>> begin Task inputs
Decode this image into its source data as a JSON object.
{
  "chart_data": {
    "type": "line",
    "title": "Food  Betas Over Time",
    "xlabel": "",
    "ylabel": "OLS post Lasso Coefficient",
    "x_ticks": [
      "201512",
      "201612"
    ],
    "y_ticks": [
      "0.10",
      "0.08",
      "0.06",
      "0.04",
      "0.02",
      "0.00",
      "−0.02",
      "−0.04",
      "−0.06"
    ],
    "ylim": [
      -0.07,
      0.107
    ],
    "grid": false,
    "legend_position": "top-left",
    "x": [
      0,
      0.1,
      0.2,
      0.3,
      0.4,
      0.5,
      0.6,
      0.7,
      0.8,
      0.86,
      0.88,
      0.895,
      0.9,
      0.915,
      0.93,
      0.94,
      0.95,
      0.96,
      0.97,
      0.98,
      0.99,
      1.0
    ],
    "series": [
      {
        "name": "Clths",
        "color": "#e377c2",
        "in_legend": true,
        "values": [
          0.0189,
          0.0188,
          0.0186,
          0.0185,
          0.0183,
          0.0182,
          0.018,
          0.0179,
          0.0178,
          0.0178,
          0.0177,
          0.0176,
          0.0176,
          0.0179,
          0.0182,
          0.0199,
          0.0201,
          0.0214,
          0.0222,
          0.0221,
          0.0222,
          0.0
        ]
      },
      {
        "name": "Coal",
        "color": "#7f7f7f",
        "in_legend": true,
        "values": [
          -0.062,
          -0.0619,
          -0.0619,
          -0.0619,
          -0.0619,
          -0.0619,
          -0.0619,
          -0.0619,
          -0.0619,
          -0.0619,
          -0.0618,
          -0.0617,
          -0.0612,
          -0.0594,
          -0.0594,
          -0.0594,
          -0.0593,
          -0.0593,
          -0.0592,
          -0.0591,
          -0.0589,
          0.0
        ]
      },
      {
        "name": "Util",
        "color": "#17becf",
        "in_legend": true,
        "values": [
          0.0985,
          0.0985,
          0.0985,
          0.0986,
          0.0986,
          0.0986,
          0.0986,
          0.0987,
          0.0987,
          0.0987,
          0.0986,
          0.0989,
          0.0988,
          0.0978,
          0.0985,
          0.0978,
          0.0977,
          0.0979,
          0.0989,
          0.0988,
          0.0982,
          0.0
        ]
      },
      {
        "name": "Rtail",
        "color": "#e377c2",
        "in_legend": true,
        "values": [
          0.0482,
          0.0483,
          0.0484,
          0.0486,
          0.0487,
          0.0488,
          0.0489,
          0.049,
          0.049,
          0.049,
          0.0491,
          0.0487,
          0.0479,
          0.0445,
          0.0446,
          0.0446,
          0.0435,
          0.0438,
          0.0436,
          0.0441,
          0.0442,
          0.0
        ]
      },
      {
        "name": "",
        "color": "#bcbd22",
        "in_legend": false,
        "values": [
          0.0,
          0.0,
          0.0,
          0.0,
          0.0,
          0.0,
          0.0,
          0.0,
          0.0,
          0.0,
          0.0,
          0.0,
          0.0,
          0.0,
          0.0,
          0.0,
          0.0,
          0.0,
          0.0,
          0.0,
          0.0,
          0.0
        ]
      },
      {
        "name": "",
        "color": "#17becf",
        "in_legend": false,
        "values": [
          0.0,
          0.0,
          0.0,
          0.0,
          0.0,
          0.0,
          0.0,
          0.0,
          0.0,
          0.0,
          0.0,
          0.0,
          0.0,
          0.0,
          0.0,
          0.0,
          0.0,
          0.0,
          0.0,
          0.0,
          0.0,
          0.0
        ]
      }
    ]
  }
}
>> end Task inputs
- [Task details]: Write out the data exactly as it stands.

- [Correct answer]:
Decode this image into its source data as a JSON object.
{
  "chart_data": {
    "type": "line",
    "title": "Food  Betas Over Time",
    "xlabel": "",
    "ylabel": "OLS post Lasso Coefficient",
    "x_ticks": [
      "201512",
      "201612"
    ],
    "y_ticks": [
      "0.10",
      "0.08",
      "0.06",
      "0.04",
      "0.02",
      "0.00",
      "−0.02",
      "−0.04",
      "−0.06"
    ],
    "ylim": [
      -0.07,
      0.107
    ],
    "grid": false,
    "legend_position": "top-left",
    "x": [
      0,
      0.1,
      0.2,
      0.3,
      0.4,
      0.5,
      0.6,
      0.7,
      0.8,
      0.86,
      0.88,
      0.895,
      0.9,
      0.915,
      0.93,
      0.94,
      0.95,
      0.96,
      0.97,
      0.98,
      0.99,
      1.0
    ],
    "series": [
      {
        "name": "Clths",
        "color": "#e377c2",
        "in_legend": true,
        "values": [
          0.0189,
          0.0188,
          0.0186,
          0.0185,
          0.0183,
          0.0182,
          0.018,
          0.0179,
          0.0178,
          0.0178,
          0.0177,
          0.0176,
          0.0176,
          0.0179,
          0.0182,
          0.0199,
          0.0201,
          0.0214,
          0.0222,
          0.0221,
          0.0222,
          0.0
        ]
      },
      {
        "name": "Coal",
        "color": "#7f7f7f",
        "in_legend": true,
        "values": [
          -0.062,
          -0.0619,
          -0.0619,
          -0.0619,
          -0.0619,
          -0.0619,
          -0.0619,
          -0.0619,
          -0.0619,
          -0.0619,
          -0.0618,
          -0.0617,
          -0.0612,
          -0.0594,
          -0.0594,
          -0.0594,
          -0.0593,
          -0.0593,
          -0.0592,
          -0.0591,
          -0.0589,
          0.0
        ]
      },
      {
        "name": "Util",
        "color": "#17becf",
        "in_legend": true,
        "values": [
          0.0985,
          0.0985,
          0.0985,
          0.0986,
          0.0986,
          0.0986,
          0.0986,
          0.0987,
          0.0987,
          0.0987,
          0.0986,
          0.0989,
          0.0988,
          0.0978,
          0.0985,
          0.0978,
          0.0977,
          0.0979,
          0.0989,
          0.0988,
          0.0982,
          0.0
        ]
      },
      {
        "name": "Rtail",
        "color": "#e377c2",
        "in_legend": true,
        "values": [
          0.0482,
          0.0483,
          0.0484,
          0.0486,
          0.0487,
          0.0488,
          0.0489,
          0.049,
          0.049,
          0.049,
          0.0491,
          0.0487,
          0.0479,
          0.0445,
          0.0446,
          0.0446,
          0.0435,
          0.0438,
          0.0436,
          0.0441,
          0.0442,
          0.0
        ]
      },
      {
        "name": "",
        "color": "#bcbd22",
        "in_legend": false,
        "values": [
          0.0,
          0.0,
          0.0,
          0.0,
          0.0,
          0.0,
          0.0,
          0.0,
          0.0,
          0.0,
          0.0,
          0.0,
          0.0,
          0.0,
          0.0,
          0.0,
          0.0,
          0.0,
          0.0,
          0.0,
          0.0,
          0.0
        ]
      },
      {
        "name": "",
        "color": "#17becf",
        "in_legend": false,
        "values": [
          0.0,
          0.0,
          0.0,
          0.0,
          0.0,
          0.0,
          0.0,
          0.0,
          0.0,
          0.0,
          0.0,
          0.0,
          0.0,
          0.0,
          0.0,
          0.0,
          0.0,
          0.0,
          0.0,
          0.0,
          0.0,
          0.0
        ]
      }
    ]
  }
}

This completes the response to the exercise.